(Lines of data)
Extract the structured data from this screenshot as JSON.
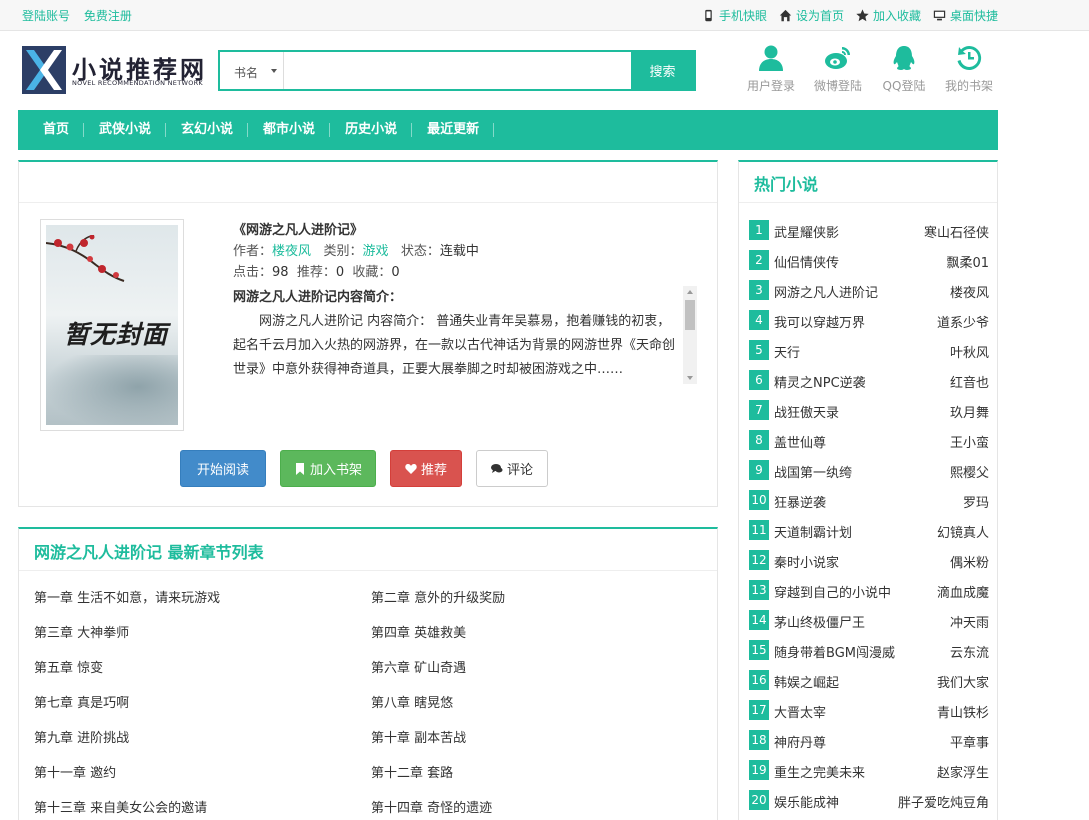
{
  "topbar": {
    "login": "登陆账号",
    "register": "免费注册",
    "links": [
      {
        "icon": "mobile-icon",
        "label": "手机快眼"
      },
      {
        "icon": "home-icon",
        "label": "设为首页"
      },
      {
        "icon": "star-icon",
        "label": "加入收藏"
      },
      {
        "icon": "desktop-icon",
        "label": "桌面快捷"
      }
    ]
  },
  "logo": {
    "name": "小说推荐网",
    "en": "NOVEL RECOMMENDATION NETWORK"
  },
  "search": {
    "select": "书名",
    "placeholder": "",
    "button": "搜索"
  },
  "quick": [
    {
      "icon": "user-icon",
      "label": "用户登录"
    },
    {
      "icon": "weibo-icon",
      "label": "微博登陆"
    },
    {
      "icon": "qq-icon",
      "label": "QQ登陆"
    },
    {
      "icon": "history-icon",
      "label": "我的书架"
    }
  ],
  "nav": [
    "首页",
    "武侠小说",
    "玄幻小说",
    "都市小说",
    "历史小说",
    "最近更新"
  ],
  "book": {
    "cover_text": "暂无封面",
    "title": "《网游之凡人进阶记》",
    "author_label": "作者：",
    "author": "楼夜风",
    "category_label": "类别：",
    "category": "游戏",
    "status_label": "状态：",
    "status": "连载中",
    "clicks_label": "点击：",
    "clicks": "98",
    "recommend_label": "推荐：",
    "recommend": "0",
    "favorites_label": "收藏：",
    "favorites": "0",
    "desc_heading": "网游之凡人进阶记内容简介：",
    "desc": "网游之凡人进阶记 内容简介： 普通失业青年吴慕易，抱着赚钱的初衷，起名千云月加入火热的网游界，在一款以古代神话为背景的网游世界《天命创世录》中意外获得神奇道具，正要大展拳脚之时却被困游戏之中……",
    "actions": [
      "开始阅读",
      "加入书架",
      "推荐",
      "评论"
    ]
  },
  "chapters": {
    "heading": "网游之凡人进阶记 最新章节列表",
    "items": [
      "第一章 生活不如意，请来玩游戏",
      "第二章 意外的升级奖励",
      "第三章 大神拳师",
      "第四章 英雄救美",
      "第五章 惊变",
      "第六章 矿山奇遇",
      "第七章 真是巧啊",
      "第八章 瞎晃悠",
      "第九章 进阶挑战",
      "第十章 副本苦战",
      "第十一章 邀约",
      "第十二章 套路",
      "第十三章 来自美女公会的邀请",
      "第十四章 奇怪的遗迹"
    ]
  },
  "hot": {
    "heading": "热门小说",
    "items": [
      {
        "num": "1",
        "title": "武星耀侠影",
        "author": "寒山石径侠"
      },
      {
        "num": "2",
        "title": "仙侣情侠传",
        "author": "飘柔01"
      },
      {
        "num": "3",
        "title": "网游之凡人进阶记",
        "author": "楼夜风"
      },
      {
        "num": "4",
        "title": "我可以穿越万界",
        "author": "道系少爷"
      },
      {
        "num": "5",
        "title": "天行",
        "author": "叶秋风"
      },
      {
        "num": "6",
        "title": "精灵之NPC逆袭",
        "author": "红音也"
      },
      {
        "num": "7",
        "title": "战狂傲天录",
        "author": "玖月舞"
      },
      {
        "num": "8",
        "title": "盖世仙尊",
        "author": "王小蛮"
      },
      {
        "num": "9",
        "title": "战国第一纨绔",
        "author": "熙樱父"
      },
      {
        "num": "10",
        "title": "狂暴逆袭",
        "author": "罗玛"
      },
      {
        "num": "11",
        "title": "天道制霸计划",
        "author": "幻镜真人"
      },
      {
        "num": "12",
        "title": "秦时小说家",
        "author": "偶米粉"
      },
      {
        "num": "13",
        "title": "穿越到自己的小说中",
        "author": "滴血成魔"
      },
      {
        "num": "14",
        "title": "茅山终极僵尸王",
        "author": "冲天雨"
      },
      {
        "num": "15",
        "title": "随身带着BGM闯漫威",
        "author": "云东流"
      },
      {
        "num": "16",
        "title": "韩娱之崛起",
        "author": "我们大家"
      },
      {
        "num": "17",
        "title": "大晋太宰",
        "author": "青山铁杉"
      },
      {
        "num": "18",
        "title": "神府丹尊",
        "author": "平章事"
      },
      {
        "num": "19",
        "title": "重生之完美未来",
        "author": "赵家浮生"
      },
      {
        "num": "20",
        "title": "娱乐能成神",
        "author": "胖子爱吃炖豆角"
      }
    ]
  },
  "colors": {
    "accent": "#1ebc9d",
    "primary": "#428bca",
    "success": "#5cb85c",
    "danger": "#d9534f"
  }
}
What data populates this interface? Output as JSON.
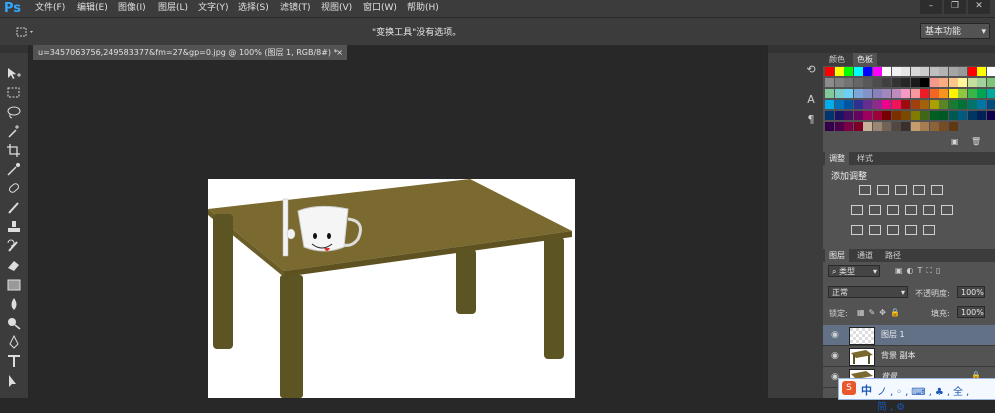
{
  "app": {
    "logo": "Ps"
  },
  "menu": [
    "文件(F)",
    "编辑(E)",
    "图像(I)",
    "图层(L)",
    "文字(Y)",
    "选择(S)",
    "滤镜(T)",
    "视图(V)",
    "窗口(W)",
    "帮助(H)"
  ],
  "window_controls": [
    "–",
    "❐",
    "✕"
  ],
  "options_bar": {
    "message": "\"变换工具\"没有选项。",
    "workspace": "基本功能"
  },
  "document": {
    "tab_title": "u=3457063756,249583377&fm=27&gp=0.jpg @ 100% (图层 1, RGB/8#) *",
    "close": "×"
  },
  "panels": {
    "color_tabs": [
      "颜色",
      "色板"
    ],
    "adjust_tabs": [
      "调整",
      "样式"
    ],
    "adjust_title": "添加调整",
    "layer_tabs": [
      "图层",
      "通道",
      "路径"
    ],
    "filter_kind": "类型",
    "blend_mode": "正常",
    "opacity_label": "不透明度:",
    "opacity_value": "100%",
    "lock_label": "锁定:",
    "fill_label": "填充:",
    "fill_value": "100%",
    "layers": [
      {
        "name": "图层 1",
        "selected": true
      },
      {
        "name": "背景 副本",
        "selected": false
      },
      {
        "name": "背景",
        "selected": false
      }
    ]
  },
  "ime_bar": {
    "text": "中",
    "symbols": "ノ,◦,⌨,♣,全,简,⚙"
  },
  "colors": {
    "accent": "#31a8ff",
    "table_top": "#7a6a30",
    "table_leg": "#5c5422",
    "selected_layer": "#627186"
  }
}
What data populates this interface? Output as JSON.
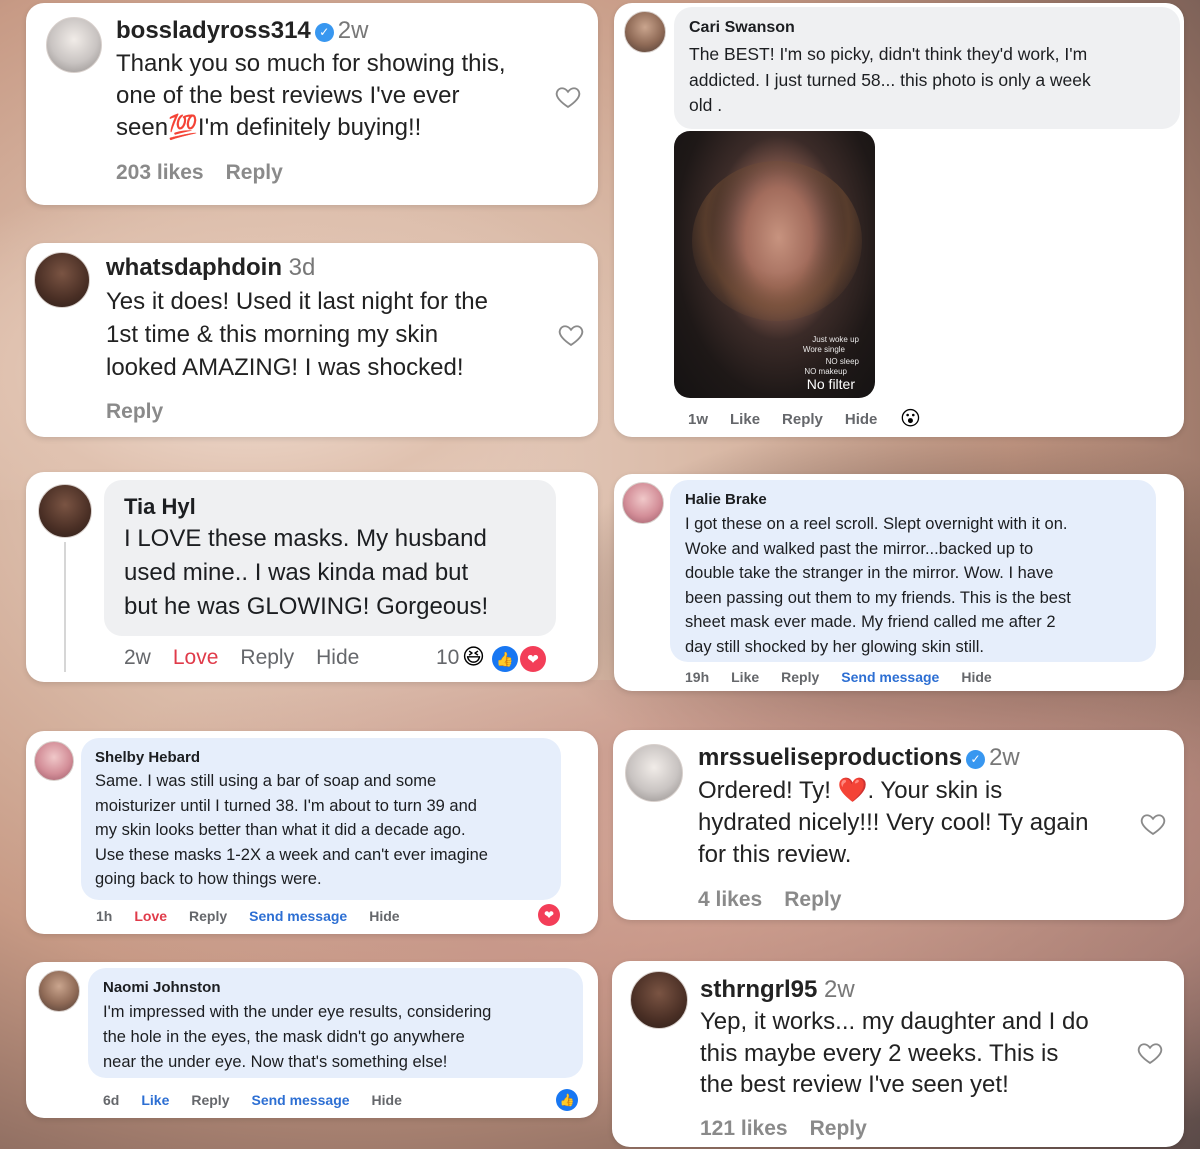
{
  "comments": {
    "c1": {
      "username": "bossladyross314",
      "time": "2w",
      "text_lines": [
        "Thank you so much for showing this,",
        "one of the best reviews I've ever",
        "seen💯I'm definitely buying!!"
      ],
      "likes": "203 likes",
      "reply": "Reply"
    },
    "c2": {
      "name": "Cari Swanson",
      "text_lines": [
        "The BEST! I'm so picky, didn't think they'd work, I'm",
        "addicted. I just turned 58... this photo is only a week",
        "old ."
      ],
      "photo_captions": [
        "Just woke up",
        "Wore single",
        "NO sleep",
        "NO makeup"
      ],
      "photo_label": "No filter",
      "time": "1w",
      "like": "Like",
      "reply": "Reply",
      "hide": "Hide",
      "reaction": "😮"
    },
    "c3": {
      "username": "whatsdaphdoin",
      "time": "3d",
      "text_lines": [
        "Yes it does! Used it last night for the",
        "1st time & this morning my skin",
        "looked AMAZING! I was shocked!"
      ],
      "reply": "Reply"
    },
    "c4": {
      "name": "Tia Hyl",
      "text_lines": [
        "I LOVE these masks. My husband",
        "used mine.. I was kinda mad but",
        "but he was GLOWING! Gorgeous!"
      ],
      "time": "2w",
      "love": "Love",
      "reply": "Reply",
      "hide": "Hide",
      "reaction_count": "10",
      "reactions": [
        "😆",
        "👍",
        "❤"
      ]
    },
    "c5": {
      "name": "Halie Brake",
      "text_lines": [
        "I got these on a reel scroll. Slept overnight with it on.",
        "Woke and walked past the mirror...backed up to",
        "double take the stranger in the mirror. Wow. I have",
        "been passing out them to my friends. This is the best",
        "sheet mask ever made. My friend called me after 2",
        "day still shocked by her glowing skin still."
      ],
      "time": "19h",
      "like": "Like",
      "reply": "Reply",
      "send_message": "Send message",
      "hide": "Hide"
    },
    "c6": {
      "name": "Shelby Hebard",
      "text_lines": [
        "Same. I was still using a bar of soap and some",
        "moisturizer until I turned 38. I'm about to turn 39 and",
        "my skin looks better than what it did a decade ago.",
        "Use these masks 1-2X a week and can't ever imagine",
        "going back to how things were."
      ],
      "time": "1h",
      "love": "Love",
      "reply": "Reply",
      "send_message": "Send message",
      "hide": "Hide",
      "reaction": "❤"
    },
    "c7": {
      "username": "mrssueliseproductions",
      "time": "2w",
      "text_lines": [
        "Ordered! Ty! ❤️. Your skin is",
        "hydrated nicely!!! Very cool! Ty again",
        "for this review."
      ],
      "likes": "4 likes",
      "reply": "Reply"
    },
    "c8": {
      "name": "Naomi Johnston",
      "text_lines": [
        "I'm impressed with the under eye results, considering",
        "the hole in the eyes, the mask didn't go anywhere",
        "near the under eye. Now that's something else!"
      ],
      "time": "6d",
      "like": "Like",
      "reply": "Reply",
      "send_message": "Send message",
      "hide": "Hide",
      "reaction": "👍"
    },
    "c9": {
      "username": "sthrngrl95",
      "time": "2w",
      "text_lines": [
        "Yep, it works... my daughter and I do",
        "this maybe every 2 weeks. This is",
        "the best review I've seen yet!"
      ],
      "likes": "121 likes",
      "reply": "Reply"
    }
  },
  "colors": {
    "ig_verified": "#3897f0",
    "fb_blue_link": "#2d6fd3",
    "fb_love_red": "#e03b4a",
    "bubble_grey": "#eff0f2",
    "bubble_blue": "#e6eefb"
  },
  "icons": {
    "verified": "✓",
    "heart_outline": "heart-outline-icon"
  }
}
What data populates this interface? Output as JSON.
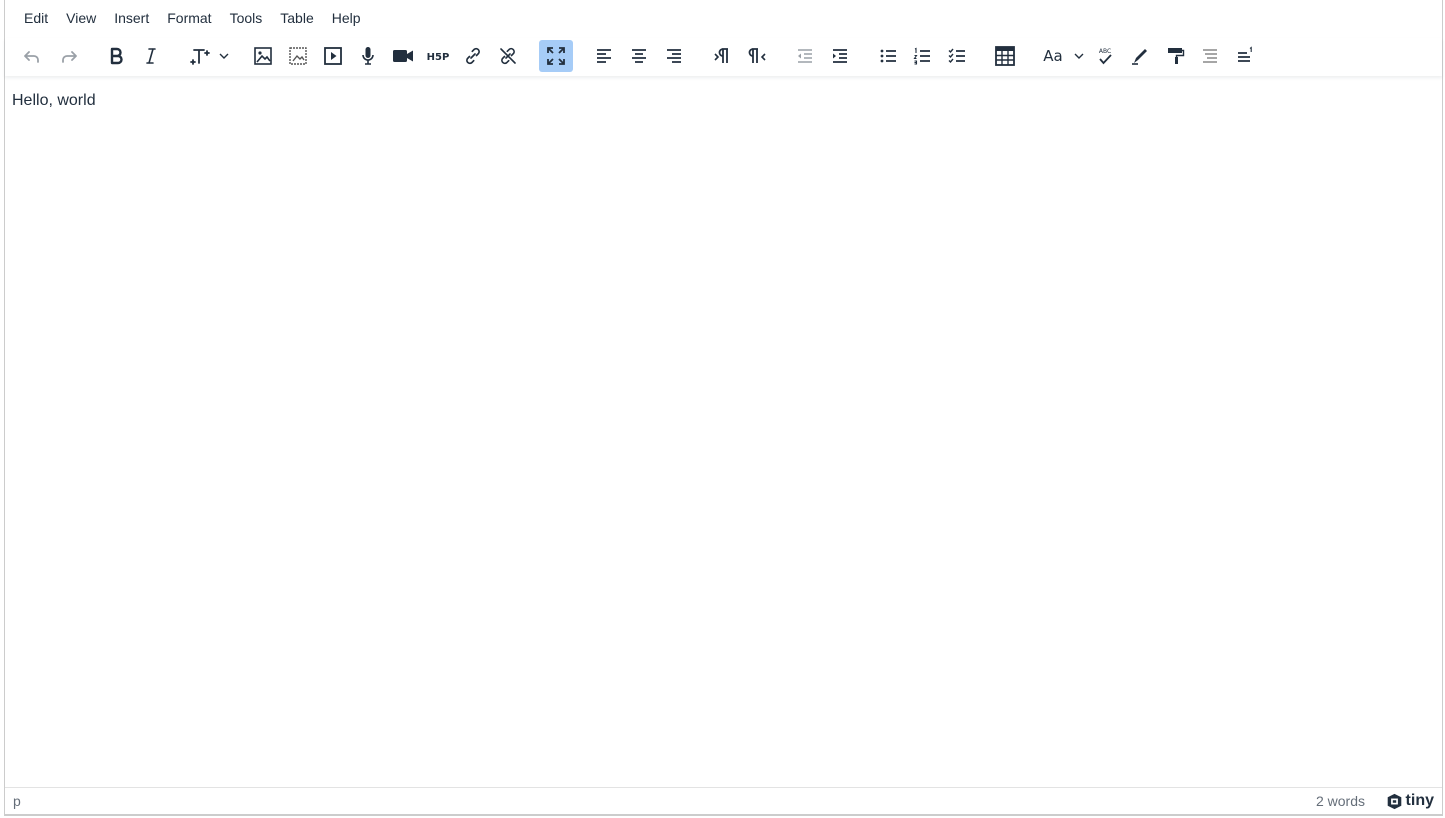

WHAT THE EXERCISE ASKS
Tally the lines of the material above that contain the word "shocked" and report the total alone.

OUTPUT OF THE TASK
2